GOAL ▸
Each record that follows should be repeated exactly, minus any images.

* Begin RECORDS SUPPLIED *

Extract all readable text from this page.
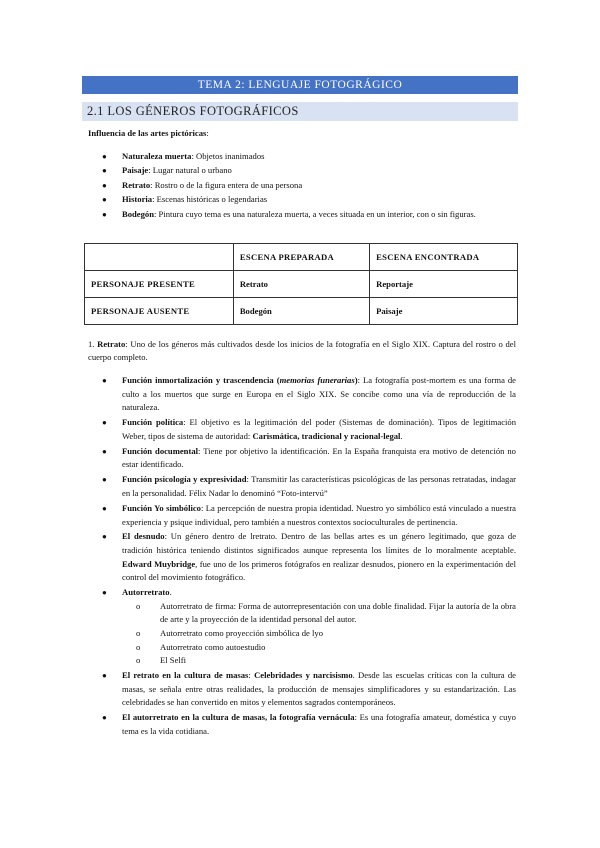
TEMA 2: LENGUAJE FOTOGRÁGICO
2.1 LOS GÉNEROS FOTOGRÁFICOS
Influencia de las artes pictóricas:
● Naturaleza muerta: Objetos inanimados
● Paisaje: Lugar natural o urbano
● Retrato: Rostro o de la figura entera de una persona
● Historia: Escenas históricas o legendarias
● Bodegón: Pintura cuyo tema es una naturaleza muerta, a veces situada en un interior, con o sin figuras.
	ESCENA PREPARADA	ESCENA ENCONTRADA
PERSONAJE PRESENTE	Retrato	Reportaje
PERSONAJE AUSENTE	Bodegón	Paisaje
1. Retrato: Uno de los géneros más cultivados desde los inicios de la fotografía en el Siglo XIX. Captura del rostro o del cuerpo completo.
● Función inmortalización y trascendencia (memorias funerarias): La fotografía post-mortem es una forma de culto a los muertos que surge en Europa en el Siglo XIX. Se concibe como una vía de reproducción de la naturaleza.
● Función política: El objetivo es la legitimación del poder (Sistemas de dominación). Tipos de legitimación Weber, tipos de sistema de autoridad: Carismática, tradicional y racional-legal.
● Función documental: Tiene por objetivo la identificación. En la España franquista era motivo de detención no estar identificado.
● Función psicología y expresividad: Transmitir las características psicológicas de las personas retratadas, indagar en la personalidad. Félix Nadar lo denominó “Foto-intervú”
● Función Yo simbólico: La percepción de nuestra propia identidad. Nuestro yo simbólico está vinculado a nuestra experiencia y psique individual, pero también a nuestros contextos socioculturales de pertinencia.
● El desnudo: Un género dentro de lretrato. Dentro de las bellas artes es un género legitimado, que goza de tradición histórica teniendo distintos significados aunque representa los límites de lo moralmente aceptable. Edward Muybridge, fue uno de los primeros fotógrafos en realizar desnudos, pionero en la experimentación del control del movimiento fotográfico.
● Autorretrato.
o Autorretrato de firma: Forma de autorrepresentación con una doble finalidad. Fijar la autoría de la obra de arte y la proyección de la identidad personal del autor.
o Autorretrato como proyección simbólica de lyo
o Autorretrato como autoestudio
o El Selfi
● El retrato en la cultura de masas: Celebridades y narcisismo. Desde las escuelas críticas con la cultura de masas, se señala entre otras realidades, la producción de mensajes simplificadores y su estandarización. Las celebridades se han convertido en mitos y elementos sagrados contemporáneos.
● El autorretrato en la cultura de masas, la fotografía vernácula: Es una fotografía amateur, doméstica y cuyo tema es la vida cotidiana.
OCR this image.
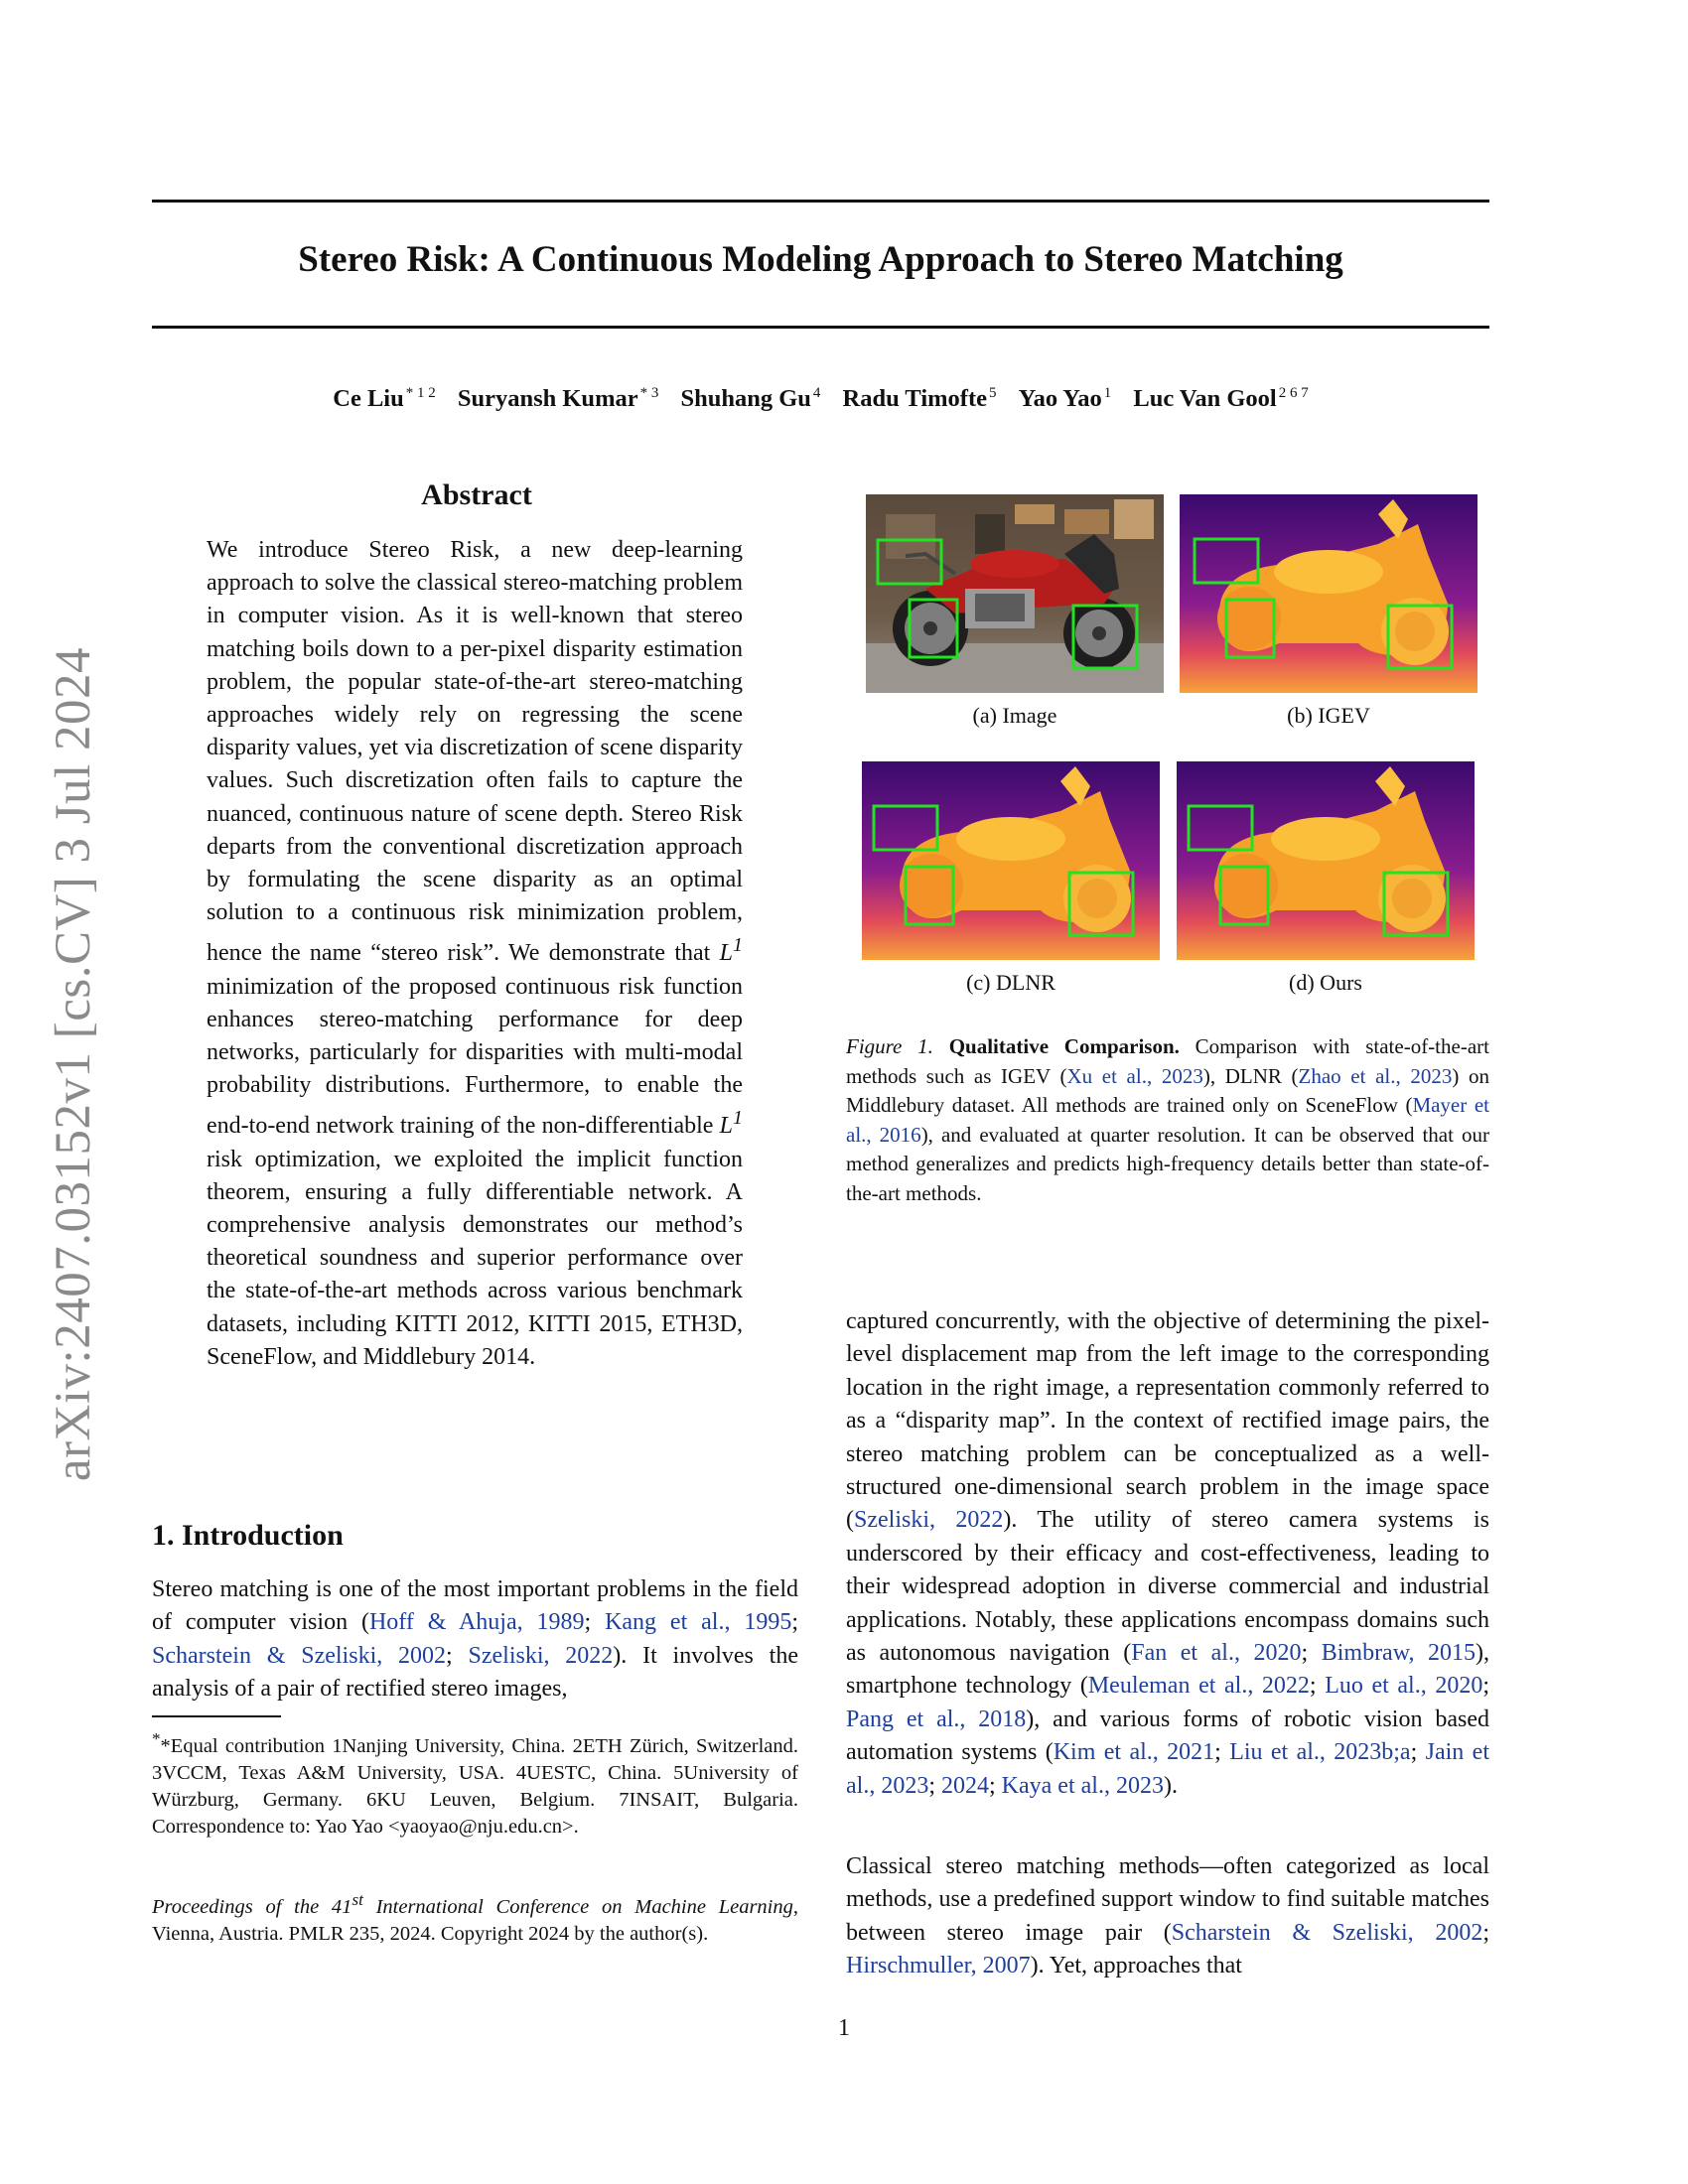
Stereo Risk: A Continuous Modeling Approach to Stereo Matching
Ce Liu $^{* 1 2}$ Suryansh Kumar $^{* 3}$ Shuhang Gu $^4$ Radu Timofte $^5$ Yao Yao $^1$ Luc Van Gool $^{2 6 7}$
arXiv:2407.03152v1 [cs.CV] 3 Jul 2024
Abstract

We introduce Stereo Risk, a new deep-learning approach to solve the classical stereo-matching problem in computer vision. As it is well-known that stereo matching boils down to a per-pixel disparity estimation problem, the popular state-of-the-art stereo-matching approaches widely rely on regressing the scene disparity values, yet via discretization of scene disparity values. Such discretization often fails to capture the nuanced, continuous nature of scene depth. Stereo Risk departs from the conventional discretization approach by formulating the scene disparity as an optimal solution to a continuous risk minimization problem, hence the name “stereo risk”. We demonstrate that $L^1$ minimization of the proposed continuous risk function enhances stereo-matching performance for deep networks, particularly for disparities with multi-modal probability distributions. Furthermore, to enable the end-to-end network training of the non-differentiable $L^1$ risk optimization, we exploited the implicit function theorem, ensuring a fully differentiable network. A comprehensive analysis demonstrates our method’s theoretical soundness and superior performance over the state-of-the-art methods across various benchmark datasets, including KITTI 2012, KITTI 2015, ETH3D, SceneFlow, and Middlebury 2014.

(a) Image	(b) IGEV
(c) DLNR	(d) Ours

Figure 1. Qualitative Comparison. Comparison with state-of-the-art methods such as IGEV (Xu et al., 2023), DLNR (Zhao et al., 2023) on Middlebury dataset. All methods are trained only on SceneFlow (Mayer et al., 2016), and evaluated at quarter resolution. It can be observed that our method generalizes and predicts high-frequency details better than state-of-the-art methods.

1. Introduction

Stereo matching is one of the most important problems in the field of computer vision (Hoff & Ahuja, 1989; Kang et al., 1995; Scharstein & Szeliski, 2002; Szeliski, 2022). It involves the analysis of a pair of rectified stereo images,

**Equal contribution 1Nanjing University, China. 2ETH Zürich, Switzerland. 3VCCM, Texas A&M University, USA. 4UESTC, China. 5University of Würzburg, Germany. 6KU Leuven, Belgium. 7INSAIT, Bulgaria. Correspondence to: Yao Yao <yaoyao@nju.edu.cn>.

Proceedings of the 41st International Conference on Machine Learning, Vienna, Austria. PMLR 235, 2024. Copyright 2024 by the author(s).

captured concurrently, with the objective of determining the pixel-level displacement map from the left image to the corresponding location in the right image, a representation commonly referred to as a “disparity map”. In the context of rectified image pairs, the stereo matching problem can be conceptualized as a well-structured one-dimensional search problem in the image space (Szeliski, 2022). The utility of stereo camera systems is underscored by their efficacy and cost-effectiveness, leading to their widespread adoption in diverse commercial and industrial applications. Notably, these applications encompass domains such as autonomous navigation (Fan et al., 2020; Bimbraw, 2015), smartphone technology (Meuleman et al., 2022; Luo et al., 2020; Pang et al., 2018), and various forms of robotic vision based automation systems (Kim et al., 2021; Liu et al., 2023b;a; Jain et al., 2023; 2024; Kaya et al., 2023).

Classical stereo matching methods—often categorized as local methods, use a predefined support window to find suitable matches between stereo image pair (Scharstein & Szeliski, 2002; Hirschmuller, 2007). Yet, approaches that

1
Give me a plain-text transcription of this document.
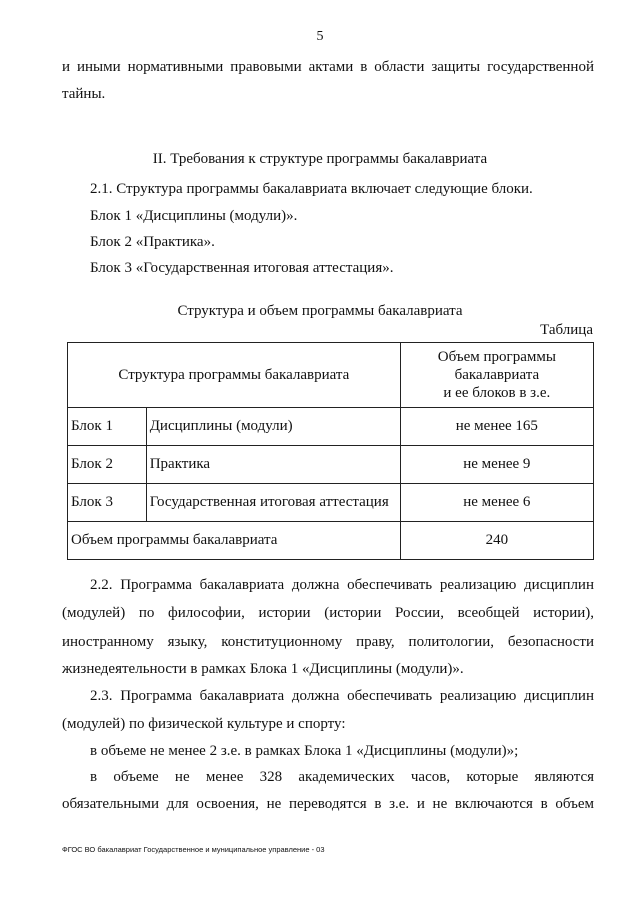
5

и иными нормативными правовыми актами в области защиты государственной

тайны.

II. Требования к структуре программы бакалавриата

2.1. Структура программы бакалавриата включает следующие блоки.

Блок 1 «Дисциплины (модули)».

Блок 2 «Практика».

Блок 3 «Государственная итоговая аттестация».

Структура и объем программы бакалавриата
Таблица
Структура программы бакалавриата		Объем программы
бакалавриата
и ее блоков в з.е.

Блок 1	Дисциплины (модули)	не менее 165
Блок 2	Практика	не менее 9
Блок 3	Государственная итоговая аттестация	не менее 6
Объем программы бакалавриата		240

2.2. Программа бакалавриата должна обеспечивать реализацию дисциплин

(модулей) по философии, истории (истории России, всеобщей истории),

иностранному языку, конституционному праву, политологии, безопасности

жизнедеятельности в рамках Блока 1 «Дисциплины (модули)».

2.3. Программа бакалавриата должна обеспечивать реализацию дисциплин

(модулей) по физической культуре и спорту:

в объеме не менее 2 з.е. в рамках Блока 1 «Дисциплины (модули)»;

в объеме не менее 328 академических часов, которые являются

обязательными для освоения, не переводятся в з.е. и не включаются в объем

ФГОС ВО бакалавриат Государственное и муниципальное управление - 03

* End RECORDS SUPPLIED *

ANSWER ▸
Extract all readable text from this page.
TEMA 2: LENGUAJE FOTOGRÁGICO
2.1 LOS GÉNEROS FOTOGRÁFICOS
Influencia de las artes pictóricas:
● Naturaleza muerta: Objetos inanimados
● Paisaje: Lugar natural o urbano
● Retrato: Rostro o de la figura entera de una persona
● Historia: Escenas históricas o legendarias
● Bodegón: Pintura cuyo tema es una naturaleza muerta, a veces situada en un interior, con o sin figuras.
	ESCENA PREPARADA	ESCENA ENCONTRADA
PERSONAJE PRESENTE	Retrato	Reportaje
PERSONAJE AUSENTE	Bodegón	Paisaje
1. Retrato: Uno de los géneros más cultivados desde los inicios de la fotografía en el Siglo XIX. Captura del rostro o del cuerpo completo.
● Función inmortalización y trascendencia (memorias funerarias): La fotografía post-mortem es una forma de culto a los muertos que surge en Europa en el Siglo XIX. Se concibe como una vía de reproducción de la naturaleza.
● Función política: El objetivo es la legitimación del poder (Sistemas de dominación). Tipos de legitimación Weber, tipos de sistema de autoridad: Carismática, tradicional y racional-legal.
● Función documental: Tiene por objetivo la identificación. En la España franquista era motivo de detención no estar identificado.
● Función psicología y expresividad: Transmitir las características psicológicas de las personas retratadas, indagar en la personalidad. Félix Nadar lo denominó “Foto-intervú”
● Función Yo simbólico: La percepción de nuestra propia identidad. Nuestro yo simbólico está vinculado a nuestra experiencia y psique individual, pero también a nuestros contextos socioculturales de pertinencia.
● El desnudo: Un género dentro de lretrato. Dentro de las bellas artes es un género legitimado, que goza de tradición histórica teniendo distintos significados aunque representa los límites de lo moralmente aceptable. Edward Muybridge, fue uno de los primeros fotógrafos en realizar desnudos, pionero en la experimentación del control del movimiento fotográfico.
● Autorretrato.
o Autorretrato de firma: Forma de autorrepresentación con una doble finalidad. Fijar la autoría de la obra de arte y la proyección de la identidad personal del autor.
o Autorretrato como proyección simbólica de lyo
o Autorretrato como autoestudio
o El Selfi
● El retrato en la cultura de masas: Celebridades y narcisismo. Desde las escuelas críticas con la cultura de masas, se señala entre otras realidades, la producción de mensajes simplificadores y su estandarización. Las celebridades se han convertido en mitos y elementos sagrados contemporáneos.
● El autorretrato en la cultura de masas, la fotografía vernácula: Es una fotografía amateur, doméstica y cuyo tema es la vida cotidiana.
OCR this image.
Stereo Risk: A Continuous Modeling Approach to Stereo Matching
Ce Liu $^{* 1 2}$ Suryansh Kumar $^{* 3}$ Shuhang Gu $^4$ Radu Timofte $^5$ Yao Yao $^1$ Luc Van Gool $^{2 6 7}$
arXiv:2407.03152v1 [cs.CV] 3 Jul 2024
Abstract

We introduce Stereo Risk, a new deep-learning approach to solve the classical stereo-matching problem in computer vision. As it is well-known that stereo matching boils down to a per-pixel disparity estimation problem, the popular state-of-the-art stereo-matching approaches widely rely on regressing the scene disparity values, yet via discretization of scene disparity values. Such discretization often fails to capture the nuanced, continuous nature of scene depth. Stereo Risk departs from the conventional discretization approach by formulating the scene disparity as an optimal solution to a continuous risk minimization problem, hence the name “stereo risk”. We demonstrate that $L^1$ minimization of the proposed continuous risk function enhances stereo-matching performance for deep networks, particularly for disparities with multi-modal probability distributions. Furthermore, to enable the end-to-end network training of the non-differentiable $L^1$ risk optimization, we exploited the implicit function theorem, ensuring a fully differentiable network. A comprehensive analysis demonstrates our method’s theoretical soundness and superior performance over the state-of-the-art methods across various benchmark datasets, including KITTI 2012, KITTI 2015, ETH3D, SceneFlow, and Middlebury 2014.

(a) Image	(b) IGEV
(c) DLNR	(d) Ours

Figure 1. Qualitative Comparison. Comparison with state-of-the-art methods such as IGEV (Xu et al., 2023), DLNR (Zhao et al., 2023) on Middlebury dataset. All methods are trained only on SceneFlow (Mayer et al., 2016), and evaluated at quarter resolution. It can be observed that our method generalizes and predicts high-frequency details better than state-of-the-art methods.

1. Introduction

Stereo matching is one of the most important problems in the field of computer vision (Hoff & Ahuja, 1989; Kang et al., 1995; Scharstein & Szeliski, 2002; Szeliski, 2022). It involves the analysis of a pair of rectified stereo images,

**Equal contribution 1Nanjing University, China. 2ETH Zürich, Switzerland. 3VCCM, Texas A&M University, USA. 4UESTC, China. 5University of Würzburg, Germany. 6KU Leuven, Belgium. 7INSAIT, Bulgaria. Correspondence to: Yao Yao <yaoyao@nju.edu.cn>.

Proceedings of the 41st International Conference on Machine Learning, Vienna, Austria. PMLR 235, 2024. Copyright 2024 by the author(s).

captured concurrently, with the objective of determining the pixel-level displacement map from the left image to the corresponding location in the right image, a representation commonly referred to as a “disparity map”. In the context of rectified image pairs, the stereo matching problem can be conceptualized as a well-structured one-dimensional search problem in the image space (Szeliski, 2022). The utility of stereo camera systems is underscored by their efficacy and cost-effectiveness, leading to their widespread adoption in diverse commercial and industrial applications. Notably, these applications encompass domains such as autonomous navigation (Fan et al., 2020; Bimbraw, 2015), smartphone technology (Meuleman et al., 2022; Luo et al., 2020; Pang et al., 2018), and various forms of robotic vision based automation systems (Kim et al., 2021; Liu et al., 2023b;a; Jain et al., 2023; 2024; Kaya et al., 2023).

Classical stereo matching methods—often categorized as local methods, use a predefined support window to find suitable matches between stereo image pair (Scharstein & Szeliski, 2002; Hirschmuller, 2007). Yet, approaches that

1
Give me a plain-text transcription of this document.
5

и иными нормативными правовыми актами в области защиты государственной

тайны.

II. Требования к структуре программы бакалавриата

2.1. Структура программы бакалавриата включает следующие блоки.

Блок 1 «Дисциплины (модули)».

Блок 2 «Практика».

Блок 3 «Государственная итоговая аттестация».

Структура и объем программы бакалавриата
Таблица
Структура программы бакалавриата		Объем программы
бакалавриата
и ее блоков в з.е.

Блок 1	Дисциплины (модули)	не менее 165
Блок 2	Практика	не менее 9
Блок 3	Государственная итоговая аттестация	не менее 6
Объем программы бакалавриата		240

2.2. Программа бакалавриата должна обеспечивать реализацию дисциплин

(модулей) по философии, истории (истории России, всеобщей истории),

иностранному языку, конституционному праву, политологии, безопасности

жизнедеятельности в рамках Блока 1 «Дисциплины (модули)».

2.3. Программа бакалавриата должна обеспечивать реализацию дисциплин

(модулей) по физической культуре и спорту:

в объеме не менее 2 з.е. в рамках Блока 1 «Дисциплины (модули)»;

в объеме не менее 328 академических часов, которые являются

обязательными для освоения, не переводятся в з.е. и не включаются в объем

ФГОС ВО бакалавриат Государственное и муниципальное управление - 03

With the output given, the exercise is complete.